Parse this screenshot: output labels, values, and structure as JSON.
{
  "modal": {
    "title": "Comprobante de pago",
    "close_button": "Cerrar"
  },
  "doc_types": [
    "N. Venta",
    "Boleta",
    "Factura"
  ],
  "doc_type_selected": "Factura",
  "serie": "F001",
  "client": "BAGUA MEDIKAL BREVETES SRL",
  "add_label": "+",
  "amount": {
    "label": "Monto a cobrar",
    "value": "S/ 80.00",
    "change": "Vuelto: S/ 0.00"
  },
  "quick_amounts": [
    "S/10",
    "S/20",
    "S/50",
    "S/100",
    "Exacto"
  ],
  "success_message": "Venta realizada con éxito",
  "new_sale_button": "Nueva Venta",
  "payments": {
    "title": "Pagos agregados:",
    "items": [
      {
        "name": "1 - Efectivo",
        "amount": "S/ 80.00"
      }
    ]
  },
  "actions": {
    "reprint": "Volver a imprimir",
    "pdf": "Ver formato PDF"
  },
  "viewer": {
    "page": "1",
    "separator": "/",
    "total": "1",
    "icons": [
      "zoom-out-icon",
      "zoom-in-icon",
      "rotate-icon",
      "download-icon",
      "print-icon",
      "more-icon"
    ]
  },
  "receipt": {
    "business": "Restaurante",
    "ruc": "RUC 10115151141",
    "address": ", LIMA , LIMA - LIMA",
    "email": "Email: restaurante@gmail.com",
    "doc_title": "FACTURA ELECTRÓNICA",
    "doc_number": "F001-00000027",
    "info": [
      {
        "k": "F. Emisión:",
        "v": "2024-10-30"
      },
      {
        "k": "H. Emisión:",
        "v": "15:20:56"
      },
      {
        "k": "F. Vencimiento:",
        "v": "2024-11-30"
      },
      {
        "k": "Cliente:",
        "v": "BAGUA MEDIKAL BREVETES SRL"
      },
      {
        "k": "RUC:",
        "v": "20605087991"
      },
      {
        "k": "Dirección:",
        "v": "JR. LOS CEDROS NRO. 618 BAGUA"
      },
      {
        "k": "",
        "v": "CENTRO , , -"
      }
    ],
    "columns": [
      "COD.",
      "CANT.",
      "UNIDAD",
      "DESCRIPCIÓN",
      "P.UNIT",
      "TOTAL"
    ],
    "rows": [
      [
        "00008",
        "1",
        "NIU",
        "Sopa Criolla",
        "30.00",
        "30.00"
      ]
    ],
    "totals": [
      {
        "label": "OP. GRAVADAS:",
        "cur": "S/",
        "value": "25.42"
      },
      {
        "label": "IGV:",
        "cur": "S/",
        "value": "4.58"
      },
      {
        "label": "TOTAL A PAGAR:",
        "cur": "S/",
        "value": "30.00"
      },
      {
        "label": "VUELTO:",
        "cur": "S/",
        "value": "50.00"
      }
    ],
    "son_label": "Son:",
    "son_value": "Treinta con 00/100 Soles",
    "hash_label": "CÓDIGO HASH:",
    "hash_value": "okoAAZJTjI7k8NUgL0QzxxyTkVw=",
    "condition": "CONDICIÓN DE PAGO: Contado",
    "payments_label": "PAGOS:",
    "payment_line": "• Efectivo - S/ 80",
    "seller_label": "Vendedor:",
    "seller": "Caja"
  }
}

▶ Task prompt:
Gather all lines from the records above in which "BREVETES" appears.

▶ Answer to the problem:
  "client": "BAGUA MEDIKAL BREVETES SRL",
        "v": "BAGUA MEDIKAL BREVETES SRL"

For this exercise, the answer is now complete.